== Records for this exercise ==

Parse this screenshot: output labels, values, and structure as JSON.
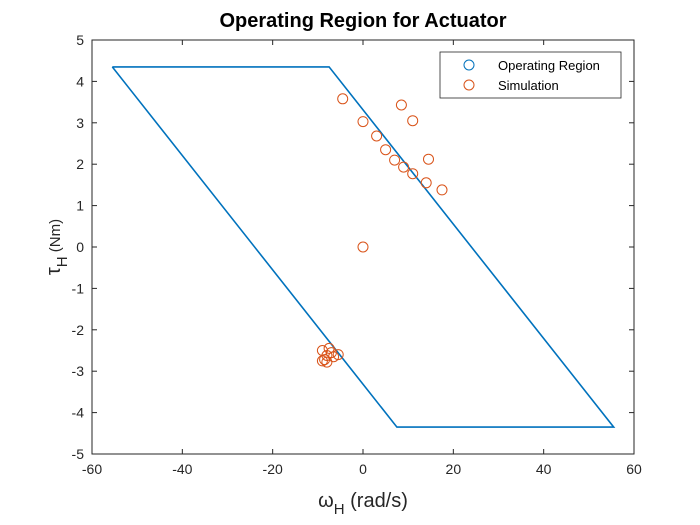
{
  "chart_data": {
    "type": "line",
    "title": "Operating Region for Actuator",
    "xlabel": {
      "symbol": "ω",
      "sub": "H",
      "unit": " (rad/s)"
    },
    "ylabel": {
      "symbol": "τ",
      "sub": "H",
      "unit": " (Nm)"
    },
    "xlim": [
      -60,
      60
    ],
    "ylim": [
      -5,
      5
    ],
    "xticks": [
      -60,
      -40,
      -20,
      0,
      20,
      40,
      60
    ],
    "yticks": [
      -5,
      -4,
      -3,
      -2,
      -1,
      0,
      1,
      2,
      3,
      4,
      5
    ],
    "grid": false,
    "legend_position": "top-right",
    "series": [
      {
        "name": "Operating Region",
        "kind": "line",
        "color": "#0072BD",
        "x": [
          -55.5,
          -7.5,
          55.5,
          7.5,
          -55.5
        ],
        "y": [
          4.35,
          4.35,
          -4.35,
          -4.35,
          4.35
        ]
      },
      {
        "name": "Simulation",
        "kind": "scatter",
        "color": "#D95319",
        "x": [
          -4.5,
          8.5,
          0,
          11,
          3,
          5,
          7,
          14.5,
          9,
          11,
          14,
          17.5,
          0,
          -7.5,
          -9,
          -8.5,
          -7,
          -6.5,
          -8,
          -5.5,
          -9,
          -8
        ],
        "y": [
          3.58,
          3.43,
          3.03,
          3.05,
          2.68,
          2.35,
          2.1,
          2.12,
          1.93,
          1.77,
          1.55,
          1.38,
          0.0,
          -2.45,
          -2.5,
          -2.72,
          -2.55,
          -2.65,
          -2.78,
          -2.6,
          -2.75,
          -2.62
        ]
      }
    ]
  }
}
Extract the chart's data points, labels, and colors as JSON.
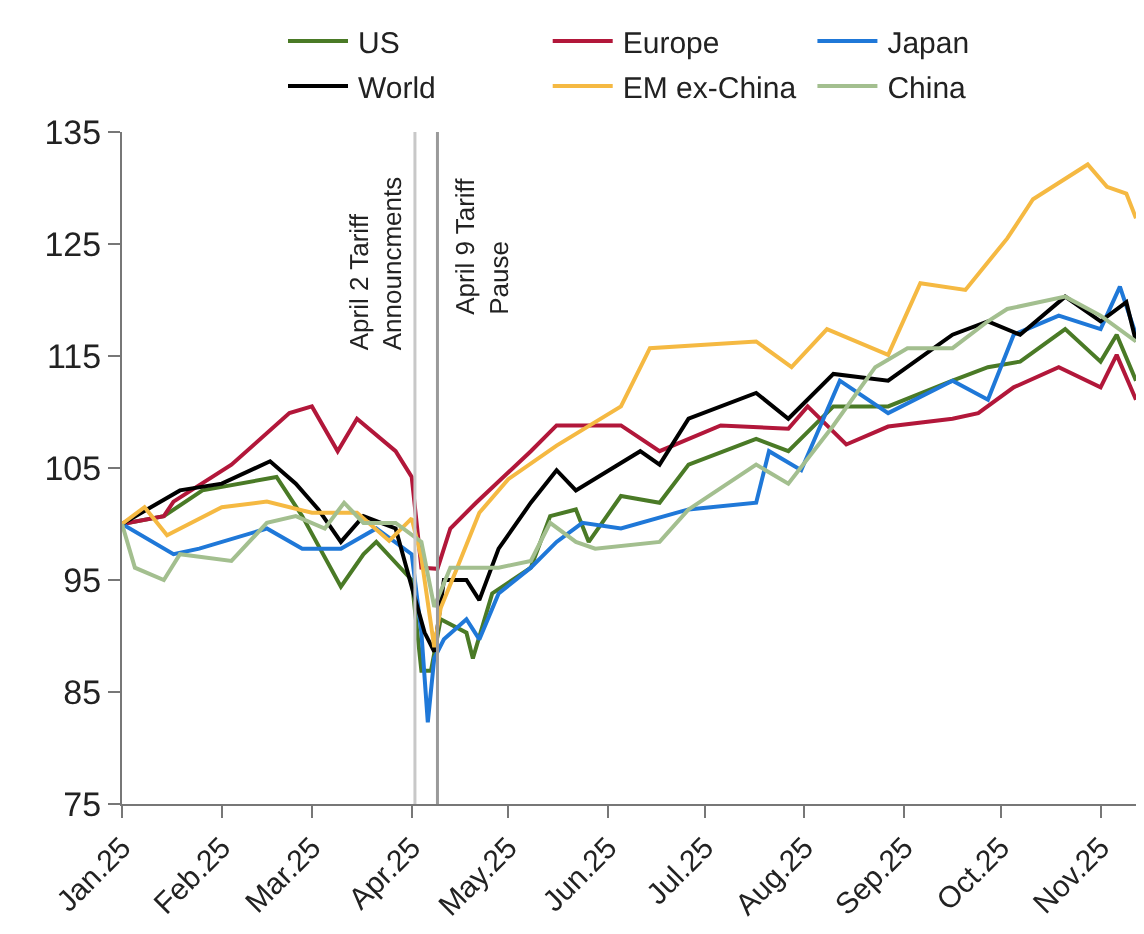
{
  "chart_data": {
    "type": "line",
    "legend": "top",
    "grid": false,
    "line_style": "solid",
    "marker": "none",
    "xlim": [
      "2025-01-01",
      "2025-11-12"
    ],
    "xticks": [
      {
        "value": "2025-01-01",
        "label": "Jan.25"
      },
      {
        "value": "2025-02-01",
        "label": "Feb.25"
      },
      {
        "value": "2025-03-01",
        "label": "Mar.25"
      },
      {
        "value": "2025-04-01",
        "label": "Apr.25"
      },
      {
        "value": "2025-05-01",
        "label": "May.25"
      },
      {
        "value": "2025-06-01",
        "label": "Jun.25"
      },
      {
        "value": "2025-07-01",
        "label": "Jul.25"
      },
      {
        "value": "2025-08-01",
        "label": "Aug.25"
      },
      {
        "value": "2025-09-01",
        "label": "Sep.25"
      },
      {
        "value": "2025-10-01",
        "label": "Oct.25"
      },
      {
        "value": "2025-11-01",
        "label": "Nov.25"
      }
    ],
    "ylim": [
      75,
      135
    ],
    "yticks": [
      75,
      85,
      95,
      105,
      115,
      125,
      135
    ],
    "ref_lines": [
      {
        "axis": "x",
        "value": "2025-04-02",
        "label": "April 2 Tariff\nAnnouncments",
        "color": "#c8c8c8"
      },
      {
        "axis": "x",
        "value": "2025-04-09",
        "label": "April 9 Tariff\nPause",
        "color": "#9a9a9a"
      }
    ],
    "series": [
      {
        "name": "US",
        "color": "#4a7a26",
        "x": [
          "2025-01-01",
          "2025-01-14",
          "2025-01-26",
          "2025-02-18",
          "2025-02-26",
          "2025-03-10",
          "2025-03-17",
          "2025-03-21",
          "2025-04-01",
          "2025-04-04",
          "2025-04-07",
          "2025-04-10",
          "2025-04-18",
          "2025-04-20",
          "2025-04-26",
          "2025-05-08",
          "2025-05-14",
          "2025-05-22",
          "2025-05-26",
          "2025-06-05",
          "2025-06-17",
          "2025-06-26",
          "2025-07-17",
          "2025-07-27",
          "2025-08-10",
          "2025-08-27",
          "2025-09-16",
          "2025-09-27",
          "2025-10-07",
          "2025-10-21",
          "2025-11-01",
          "2025-11-06",
          "2025-11-12"
        ],
        "values": [
          100,
          100.7,
          103,
          104.2,
          100.7,
          94.4,
          97.3,
          98.4,
          95,
          86.9,
          86.9,
          91.5,
          90.3,
          88,
          93.8,
          96.1,
          100.7,
          101.3,
          98.4,
          102.5,
          101.9,
          105.3,
          107.6,
          106.5,
          110.5,
          110.5,
          112.8,
          114,
          114.5,
          117.4,
          114.5,
          116.9,
          112.8
        ]
      },
      {
        "name": "Europe",
        "color": "#b2173a",
        "x": [
          "2025-01-01",
          "2025-01-14",
          "2025-01-17",
          "2025-02-04",
          "2025-02-22",
          "2025-03-01",
          "2025-03-09",
          "2025-03-15",
          "2025-03-27",
          "2025-04-01",
          "2025-04-04",
          "2025-04-09",
          "2025-04-13",
          "2025-04-21",
          "2025-05-08",
          "2025-05-16",
          "2025-06-05",
          "2025-06-17",
          "2025-07-06",
          "2025-07-27",
          "2025-08-02",
          "2025-08-14",
          "2025-08-27",
          "2025-09-16",
          "2025-09-24",
          "2025-10-05",
          "2025-10-19",
          "2025-11-01",
          "2025-11-06",
          "2025-11-12"
        ],
        "values": [
          100,
          100.7,
          102,
          105.3,
          109.9,
          110.5,
          106.5,
          109.4,
          106.5,
          104.2,
          96.1,
          96,
          99.6,
          101.9,
          106.5,
          108.8,
          108.8,
          106.5,
          108.8,
          108.5,
          110.5,
          107.1,
          108.7,
          109.4,
          109.9,
          112.2,
          114,
          112.2,
          115.1,
          111.1
        ]
      },
      {
        "name": "Japan",
        "color": "#1f78d8",
        "x": [
          "2025-01-01",
          "2025-01-17",
          "2025-01-25",
          "2025-02-15",
          "2025-02-26",
          "2025-03-10",
          "2025-03-21",
          "2025-04-01",
          "2025-04-04",
          "2025-04-06",
          "2025-04-08",
          "2025-04-11",
          "2025-04-18",
          "2025-04-22",
          "2025-04-28",
          "2025-05-08",
          "2025-05-16",
          "2025-05-24",
          "2025-06-05",
          "2025-06-26",
          "2025-07-17",
          "2025-07-21",
          "2025-07-31",
          "2025-08-12",
          "2025-08-27",
          "2025-09-16",
          "2025-09-27",
          "2025-10-05",
          "2025-10-19",
          "2025-11-01",
          "2025-11-07",
          "2025-11-10",
          "2025-11-12"
        ],
        "values": [
          100,
          97.3,
          97.8,
          99.6,
          97.8,
          97.8,
          99.6,
          97.3,
          90.3,
          82.3,
          88,
          89.7,
          91.5,
          89.7,
          93.8,
          96.1,
          98.4,
          100.1,
          99.6,
          101.3,
          101.9,
          106.5,
          104.8,
          112.8,
          109.9,
          112.8,
          111.1,
          116.9,
          118.6,
          117.4,
          121.2,
          118.6,
          116.9
        ]
      },
      {
        "name": "World",
        "color": "#000000",
        "x": [
          "2025-01-01",
          "2025-01-19",
          "2025-02-01",
          "2025-02-16",
          "2025-02-24",
          "2025-03-03",
          "2025-03-10",
          "2025-03-17",
          "2025-03-27",
          "2025-04-01",
          "2025-04-05",
          "2025-04-08",
          "2025-04-11",
          "2025-04-18",
          "2025-04-22",
          "2025-04-28",
          "2025-05-08",
          "2025-05-16",
          "2025-05-22",
          "2025-06-11",
          "2025-06-17",
          "2025-06-26",
          "2025-07-17",
          "2025-07-27",
          "2025-08-10",
          "2025-08-27",
          "2025-09-16",
          "2025-09-27",
          "2025-10-07",
          "2025-10-21",
          "2025-11-01",
          "2025-11-09",
          "2025-11-12"
        ],
        "values": [
          100,
          103,
          103.6,
          105.6,
          103.6,
          101.3,
          98.4,
          100.7,
          99.6,
          94.4,
          90.3,
          88.6,
          95,
          95,
          93.2,
          97.8,
          101.9,
          104.8,
          103,
          106.5,
          105.3,
          109.4,
          111.7,
          109.4,
          113.4,
          112.8,
          116.9,
          118.1,
          116.9,
          120.3,
          118.1,
          119.8,
          116.3
        ]
      },
      {
        "name": "EM ex-China",
        "color": "#f5b942",
        "x": [
          "2025-01-01",
          "2025-01-08",
          "2025-01-15",
          "2025-02-01",
          "2025-02-15",
          "2025-03-01",
          "2025-03-15",
          "2025-03-25",
          "2025-04-01",
          "2025-04-04",
          "2025-04-08",
          "2025-04-10",
          "2025-04-15",
          "2025-04-22",
          "2025-05-01",
          "2025-05-16",
          "2025-06-05",
          "2025-06-14",
          "2025-07-01",
          "2025-07-17",
          "2025-07-28",
          "2025-08-08",
          "2025-08-27",
          "2025-09-06",
          "2025-09-20",
          "2025-10-03",
          "2025-10-11",
          "2025-10-28",
          "2025-11-03",
          "2025-11-09",
          "2025-11-12"
        ],
        "values": [
          100,
          101.5,
          99,
          101.5,
          102,
          101,
          101,
          98.5,
          100.5,
          97,
          89,
          92.5,
          96,
          101,
          104,
          107,
          110.5,
          115.7,
          116,
          116.3,
          114,
          117.4,
          115.1,
          121.5,
          120.9,
          125.5,
          129,
          132.1,
          130.1,
          129.5,
          127.3
        ]
      },
      {
        "name": "China",
        "color": "#a3bf8f",
        "x": [
          "2025-01-01",
          "2025-01-05",
          "2025-01-14",
          "2025-01-19",
          "2025-02-04",
          "2025-02-15",
          "2025-02-24",
          "2025-03-05",
          "2025-03-11",
          "2025-03-17",
          "2025-03-27",
          "2025-04-04",
          "2025-04-08",
          "2025-04-13",
          "2025-04-28",
          "2025-05-08",
          "2025-05-14",
          "2025-05-22",
          "2025-05-28",
          "2025-06-17",
          "2025-06-26",
          "2025-07-17",
          "2025-07-27",
          "2025-08-10",
          "2025-08-23",
          "2025-09-02",
          "2025-09-16",
          "2025-09-27",
          "2025-10-03",
          "2025-10-21",
          "2025-11-01",
          "2025-11-12"
        ],
        "values": [
          100,
          96.1,
          95,
          97.3,
          96.7,
          100.1,
          100.7,
          99.6,
          101.9,
          100.1,
          100.1,
          98.4,
          92.6,
          96.1,
          96.1,
          96.7,
          100.1,
          98.4,
          97.8,
          98.4,
          101.3,
          105.3,
          103.6,
          108.8,
          114,
          115.7,
          115.7,
          118.1,
          119.2,
          120.3,
          118.6,
          116.3
        ]
      }
    ]
  }
}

===

■ What you are asked to do:
Of the lines in the data, how many contain the word "Operating"? Provide the number and nothing further.

■ Problem solution:
2